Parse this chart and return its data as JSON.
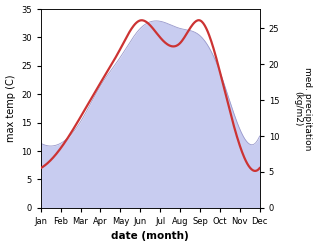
{
  "months": [
    "Jan",
    "Feb",
    "Mar",
    "Apr",
    "May",
    "Jun",
    "Jul",
    "Aug",
    "Sep",
    "Oct",
    "Nov",
    "Dec"
  ],
  "temperature": [
    7,
    10.5,
    16,
    22,
    28,
    33,
    30,
    29,
    33,
    24,
    11,
    7
  ],
  "precipitation": [
    9,
    9,
    12,
    17,
    21,
    25,
    26,
    25,
    24,
    19,
    11,
    10
  ],
  "temp_ylim": [
    0,
    35
  ],
  "precip_ylim": [
    0,
    27.7
  ],
  "temp_yticks": [
    0,
    5,
    10,
    15,
    20,
    25,
    30,
    35
  ],
  "precip_yticks": [
    0,
    5,
    10,
    15,
    20,
    25
  ],
  "temp_ylabel": "max temp (C)",
  "precip_ylabel": "med. precipitation\n(kg/m2)",
  "xlabel": "date (month)",
  "line_color": "#cc3333",
  "fill_color": "#c8ccf0",
  "fill_edge_color": "#9999cc",
  "bg_color": "#ffffff",
  "line_width": 1.6
}
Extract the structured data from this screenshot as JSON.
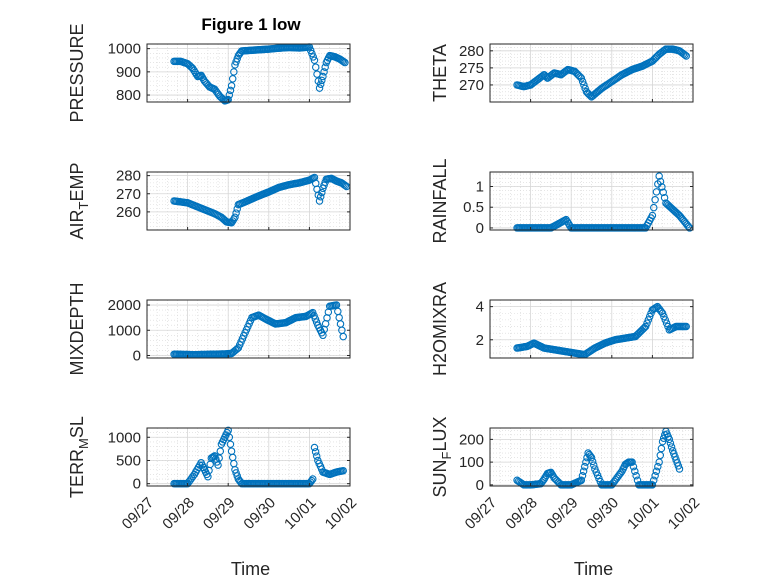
━━━
With the pictures omitted, reproduce the records in full and exactly.

Parse this chart and return its data as JSON.
{
  "months": [
    "Jan",
    "Feb",
    "Mar",
    "Apr",
    "May",
    "Jun",
    "Jul",
    "Aug",
    "Sep",
    "Oct",
    "Nov",
    "Dec"
  ],
  "temperature": [
    7,
    10.5,
    16,
    22,
    28,
    33,
    30,
    29,
    33,
    24,
    11,
    7
  ],
  "precipitation": [
    9,
    9,
    12,
    17,
    21,
    25,
    26,
    25,
    24,
    19,
    11,
    10
  ],
  "temp_ylim": [
    0,
    35
  ],
  "precip_ylim": [
    0,
    27.7
  ],
  "temp_yticks": [
    0,
    5,
    10,
    15,
    20,
    25,
    30,
    35
  ],
  "precip_yticks": [
    0,
    5,
    10,
    15,
    20,
    25
  ],
  "temp_ylabel": "max temp (C)",
  "precip_ylabel": "med. precipitation\n(kg/m2)",
  "xlabel": "date (month)",
  "line_color": "#cc3333",
  "fill_color": "#c8ccf0",
  "fill_edge_color": "#9999cc",
  "bg_color": "#ffffff",
  "line_width": 1.6
}
Extract the structured data from this screenshot as JSON.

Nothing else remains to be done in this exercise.